#### [WHAT TO DO]
Copy every line, leaving nothing out and adding nothing.

#### [MATERIAL FOR THIS EXERCISE]
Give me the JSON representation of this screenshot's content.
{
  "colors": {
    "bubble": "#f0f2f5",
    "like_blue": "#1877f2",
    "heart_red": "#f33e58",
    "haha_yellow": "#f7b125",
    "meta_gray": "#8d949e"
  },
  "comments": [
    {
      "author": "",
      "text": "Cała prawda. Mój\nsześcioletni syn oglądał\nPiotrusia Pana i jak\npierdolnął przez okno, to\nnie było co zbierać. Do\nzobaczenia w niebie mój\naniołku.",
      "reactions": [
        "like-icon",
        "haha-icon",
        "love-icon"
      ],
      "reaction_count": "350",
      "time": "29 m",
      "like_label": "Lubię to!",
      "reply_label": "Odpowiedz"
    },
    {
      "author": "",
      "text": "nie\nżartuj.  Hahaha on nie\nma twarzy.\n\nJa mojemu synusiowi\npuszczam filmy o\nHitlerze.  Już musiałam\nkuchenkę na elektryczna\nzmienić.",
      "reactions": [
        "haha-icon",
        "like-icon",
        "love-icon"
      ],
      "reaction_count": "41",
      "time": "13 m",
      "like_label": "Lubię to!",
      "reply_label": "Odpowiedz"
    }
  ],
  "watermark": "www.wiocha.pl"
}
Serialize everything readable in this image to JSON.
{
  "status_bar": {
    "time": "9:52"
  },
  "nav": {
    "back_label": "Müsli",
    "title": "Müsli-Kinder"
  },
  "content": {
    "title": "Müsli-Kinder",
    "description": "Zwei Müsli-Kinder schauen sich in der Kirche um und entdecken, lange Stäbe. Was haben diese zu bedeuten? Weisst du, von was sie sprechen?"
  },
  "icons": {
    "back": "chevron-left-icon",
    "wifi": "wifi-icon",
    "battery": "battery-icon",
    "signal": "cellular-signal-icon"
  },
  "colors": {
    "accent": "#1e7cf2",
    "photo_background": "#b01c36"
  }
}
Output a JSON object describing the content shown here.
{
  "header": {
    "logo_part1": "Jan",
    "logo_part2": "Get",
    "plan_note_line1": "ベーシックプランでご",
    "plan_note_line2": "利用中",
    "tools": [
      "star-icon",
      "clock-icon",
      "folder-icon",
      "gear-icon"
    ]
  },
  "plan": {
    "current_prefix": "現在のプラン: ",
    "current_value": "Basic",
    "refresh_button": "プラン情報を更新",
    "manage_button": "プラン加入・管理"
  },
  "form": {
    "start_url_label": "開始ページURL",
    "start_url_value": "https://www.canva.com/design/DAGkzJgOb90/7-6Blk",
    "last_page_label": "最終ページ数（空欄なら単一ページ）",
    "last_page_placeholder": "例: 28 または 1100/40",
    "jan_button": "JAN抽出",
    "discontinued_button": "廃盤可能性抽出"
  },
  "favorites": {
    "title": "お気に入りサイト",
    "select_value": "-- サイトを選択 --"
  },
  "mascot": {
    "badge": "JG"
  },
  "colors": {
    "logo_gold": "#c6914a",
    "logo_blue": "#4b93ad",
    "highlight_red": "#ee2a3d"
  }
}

#### [TASK ANSWER]
Give me the JSON representation of this screenshot's content.
{
  "colors": {
    "bubble": "#f0f2f5",
    "like_blue": "#1877f2",
    "heart_red": "#f33e58",
    "haha_yellow": "#f7b125",
    "meta_gray": "#8d949e"
  },
  "comments": [
    {
      "author": "",
      "text": "Cała prawda. Mój\nsześcioletni syn oglądał\nPiotrusia Pana i jak\npierdolnął przez okno, to\nnie było co zbierać. Do\nzobaczenia w niebie mój\naniołku.",
      "reactions": [
        "like-icon",
        "haha-icon",
        "love-icon"
      ],
      "reaction_count": "350",
      "time": "29 m",
      "like_label": "Lubię to!",
      "reply_label": "Odpowiedz"
    },
    {
      "author": "",
      "text": "nie\nżartuj.  Hahaha on nie\nma twarzy.\n\nJa mojemu synusiowi\npuszczam filmy o\nHitlerze.  Już musiałam\nkuchenkę na elektryczna\nzmienić.",
      "reactions": [
        "haha-icon",
        "like-icon",
        "love-icon"
      ],
      "reaction_count": "41",
      "time": "13 m",
      "like_label": "Lubię to!",
      "reply_label": "Odpowiedz"
    }
  ],
  "watermark": "www.wiocha.pl"
}
Serialize everything readable in this image to JSON.
{
  "status_bar": {
    "time": "9:52"
  },
  "nav": {
    "back_label": "Müsli",
    "title": "Müsli-Kinder"
  },
  "content": {
    "title": "Müsli-Kinder",
    "description": "Zwei Müsli-Kinder schauen sich in der Kirche um und entdecken, lange Stäbe. Was haben diese zu bedeuten? Weisst du, von was sie sprechen?"
  },
  "icons": {
    "back": "chevron-left-icon",
    "wifi": "wifi-icon",
    "battery": "battery-icon",
    "signal": "cellular-signal-icon"
  },
  "colors": {
    "accent": "#1e7cf2",
    "photo_background": "#b01c36"
  }
}
Output a JSON object describing the content shown here.
{
  "header": {
    "logo_part1": "Jan",
    "logo_part2": "Get",
    "plan_note_line1": "ベーシックプランでご",
    "plan_note_line2": "利用中",
    "tools": [
      "star-icon",
      "clock-icon",
      "folder-icon",
      "gear-icon"
    ]
  },
  "plan": {
    "current_prefix": "現在のプラン: ",
    "current_value": "Basic",
    "refresh_button": "プラン情報を更新",
    "manage_button": "プラン加入・管理"
  },
  "form": {
    "start_url_label": "開始ページURL",
    "start_url_value": "https://www.canva.com/design/DAGkzJgOb90/7-6Blk",
    "last_page_label": "最終ページ数（空欄なら単一ページ）",
    "last_page_placeholder": "例: 28 または 1100/40",
    "jan_button": "JAN抽出",
    "discontinued_button": "廃盤可能性抽出"
  },
  "favorites": {
    "title": "お気に入りサイト",
    "select_value": "-- サイトを選択 --"
  },
  "mascot": {
    "badge": "JG"
  },
  "colors": {
    "logo_gold": "#c6914a",
    "logo_blue": "#4b93ad",
    "highlight_red": "#ee2a3d"
  }
}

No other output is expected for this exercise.